» TASK TO COMPLETE: Return the listing below word for word.

» STORED ROWS:
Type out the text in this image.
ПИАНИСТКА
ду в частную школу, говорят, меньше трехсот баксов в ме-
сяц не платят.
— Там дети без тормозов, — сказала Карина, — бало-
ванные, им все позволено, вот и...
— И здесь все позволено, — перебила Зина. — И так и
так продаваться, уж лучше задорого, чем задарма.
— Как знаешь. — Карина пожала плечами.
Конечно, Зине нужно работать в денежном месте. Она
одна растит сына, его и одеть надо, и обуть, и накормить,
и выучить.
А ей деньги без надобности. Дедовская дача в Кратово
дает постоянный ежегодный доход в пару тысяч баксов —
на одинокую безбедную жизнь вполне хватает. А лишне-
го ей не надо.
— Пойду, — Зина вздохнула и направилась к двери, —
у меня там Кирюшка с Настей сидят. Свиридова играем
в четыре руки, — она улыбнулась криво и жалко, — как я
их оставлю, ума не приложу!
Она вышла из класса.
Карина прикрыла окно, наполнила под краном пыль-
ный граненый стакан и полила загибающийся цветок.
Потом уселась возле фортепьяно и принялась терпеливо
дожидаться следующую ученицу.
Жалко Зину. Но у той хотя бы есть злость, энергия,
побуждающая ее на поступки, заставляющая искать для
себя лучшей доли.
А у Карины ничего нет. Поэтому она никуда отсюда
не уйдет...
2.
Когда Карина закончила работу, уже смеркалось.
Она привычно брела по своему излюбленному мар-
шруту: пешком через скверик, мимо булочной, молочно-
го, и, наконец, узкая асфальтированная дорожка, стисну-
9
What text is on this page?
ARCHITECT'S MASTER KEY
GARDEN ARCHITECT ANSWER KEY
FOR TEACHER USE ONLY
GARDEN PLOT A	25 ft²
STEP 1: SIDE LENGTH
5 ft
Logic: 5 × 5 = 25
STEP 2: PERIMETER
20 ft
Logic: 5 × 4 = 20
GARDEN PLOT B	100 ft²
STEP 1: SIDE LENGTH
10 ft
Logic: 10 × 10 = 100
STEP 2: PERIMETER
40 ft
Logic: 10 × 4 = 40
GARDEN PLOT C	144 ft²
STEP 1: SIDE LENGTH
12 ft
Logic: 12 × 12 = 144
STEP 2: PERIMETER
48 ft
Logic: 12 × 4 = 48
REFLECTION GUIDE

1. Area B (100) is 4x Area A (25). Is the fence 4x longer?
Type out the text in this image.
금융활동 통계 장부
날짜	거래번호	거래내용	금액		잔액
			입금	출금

» ANSWER FOR THE TASK:
Type out the text in this image.
ПИАНИСТКА
ду в частную школу, говорят, меньше трехсот баксов в ме-
сяц не платят.
— Там дети без тормозов, — сказала Карина, — бало-
ванные, им все позволено, вот и...
— И здесь все позволено, — перебила Зина. — И так и
так продаваться, уж лучше задорого, чем задарма.
— Как знаешь. — Карина пожала плечами.
Конечно, Зине нужно работать в денежном месте. Она
одна растит сына, его и одеть надо, и обуть, и накормить,
и выучить.
А ей деньги без надобности. Дедовская дача в Кратово
дает постоянный ежегодный доход в пару тысяч баксов —
на одинокую безбедную жизнь вполне хватает. А лишне-
го ей не надо.
— Пойду, — Зина вздохнула и направилась к двери, —
у меня там Кирюшка с Настей сидят. Свиридова играем
в четыре руки, — она улыбнулась криво и жалко, — как я
их оставлю, ума не приложу!
Она вышла из класса.
Карина прикрыла окно, наполнила под краном пыль-
ный граненый стакан и полила загибающийся цветок.
Потом уселась возле фортепьяно и принялась терпеливо
дожидаться следующую ученицу.
Жалко Зину. Но у той хотя бы есть злость, энергия,
побуждающая ее на поступки, заставляющая искать для
себя лучшей доли.
А у Карины ничего нет. Поэтому она никуда отсюда
не уйдет...
2.
Когда Карина закончила работу, уже смеркалось.
Она привычно брела по своему излюбленному мар-
шруту: пешком через скверик, мимо булочной, молочно-
го, и, наконец, узкая асфальтированная дорожка, стисну-
9
What text is on this page?
ARCHITECT'S MASTER KEY
GARDEN ARCHITECT ANSWER KEY
FOR TEACHER USE ONLY
GARDEN PLOT A	25 ft²
STEP 1: SIDE LENGTH
5 ft
Logic: 5 × 5 = 25
STEP 2: PERIMETER
20 ft
Logic: 5 × 4 = 20
GARDEN PLOT B	100 ft²
STEP 1: SIDE LENGTH
10 ft
Logic: 10 × 10 = 100
STEP 2: PERIMETER
40 ft
Logic: 10 × 4 = 40
GARDEN PLOT C	144 ft²
STEP 1: SIDE LENGTH
12 ft
Logic: 12 × 12 = 144
STEP 2: PERIMETER
48 ft
Logic: 12 × 4 = 48
REFLECTION GUIDE

1. Area B (100) is 4x Area A (25). Is the fence 4x longer?
Type out the text in this image.
금융활동 통계 장부
날짜	거래번호	거래내용	금액		잔액
			입금	출금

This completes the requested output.